═══ Extractos de registros

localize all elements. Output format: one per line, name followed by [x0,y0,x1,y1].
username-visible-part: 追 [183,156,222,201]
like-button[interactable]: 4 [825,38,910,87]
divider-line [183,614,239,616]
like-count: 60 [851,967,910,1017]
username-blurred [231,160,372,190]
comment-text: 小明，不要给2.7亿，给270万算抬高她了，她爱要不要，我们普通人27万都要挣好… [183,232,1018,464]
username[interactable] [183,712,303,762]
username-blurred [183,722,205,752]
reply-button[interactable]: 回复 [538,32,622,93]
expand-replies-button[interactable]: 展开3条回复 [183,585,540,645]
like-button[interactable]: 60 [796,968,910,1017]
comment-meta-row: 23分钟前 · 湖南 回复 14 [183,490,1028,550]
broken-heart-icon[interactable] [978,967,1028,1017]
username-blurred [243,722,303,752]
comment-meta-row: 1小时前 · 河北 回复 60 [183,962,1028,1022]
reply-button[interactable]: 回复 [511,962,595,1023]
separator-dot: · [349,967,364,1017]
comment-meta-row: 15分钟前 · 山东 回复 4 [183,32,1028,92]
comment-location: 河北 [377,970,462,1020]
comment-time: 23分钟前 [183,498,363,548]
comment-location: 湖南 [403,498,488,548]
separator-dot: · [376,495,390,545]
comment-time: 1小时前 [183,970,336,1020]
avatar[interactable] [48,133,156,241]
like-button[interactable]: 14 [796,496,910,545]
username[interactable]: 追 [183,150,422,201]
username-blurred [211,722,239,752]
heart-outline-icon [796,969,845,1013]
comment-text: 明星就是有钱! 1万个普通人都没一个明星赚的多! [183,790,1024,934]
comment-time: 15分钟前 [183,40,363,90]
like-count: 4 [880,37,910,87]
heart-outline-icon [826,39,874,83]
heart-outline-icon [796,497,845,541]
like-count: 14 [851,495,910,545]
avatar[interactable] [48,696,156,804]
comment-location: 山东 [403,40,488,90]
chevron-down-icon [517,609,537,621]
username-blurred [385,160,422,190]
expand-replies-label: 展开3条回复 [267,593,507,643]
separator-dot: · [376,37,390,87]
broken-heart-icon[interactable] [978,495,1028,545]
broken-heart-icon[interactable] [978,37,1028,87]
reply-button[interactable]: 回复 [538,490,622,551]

══════

Exprese como lista numerada las líneas que van desde el inicio de los registros hasta la línea que contiene "comment-meta-row: 1小时前 ·", ambas incluidas, y omita las líneas en blanco.

§ **Respuesta del ejercicio**
1. localize all elements. Output format: one per line, name followed by [x0,y0,x1,y1].
2. username-visible-part: 追 [183,156,222,201]
3. like-button[interactable]: 4 [825,38,910,87]
4. divider-line [183,614,239,616]
5. like-count: 60 [851,967,910,1017]
6. username-blurred [231,160,372,190]
7. comment-text: 小明，不要给2.7亿，给270万算抬高她了，她爱要不要，我们普通人27万都要挣好… [183,232,1018,464]
8. username[interactable] [183,712,303,762]
9. username-blurred [183,722,205,752]
10. reply-button[interactable]: 回复 [538,32,622,93]
11. expand-replies-button[interactable]: 展开3条回复 [183,585,540,645]
12. like-button[interactable]: 60 [796,968,910,1017]
13. comment-meta-row: 23分钟前 · 湖南 回复 14 [183,490,1028,550]
14. broken-heart-icon[interactable] [978,967,1028,1017]
15. username-blurred [243,722,303,752]
16. comment-meta-row: 1小时前 · 河北 回复 60 [183,962,1028,1022]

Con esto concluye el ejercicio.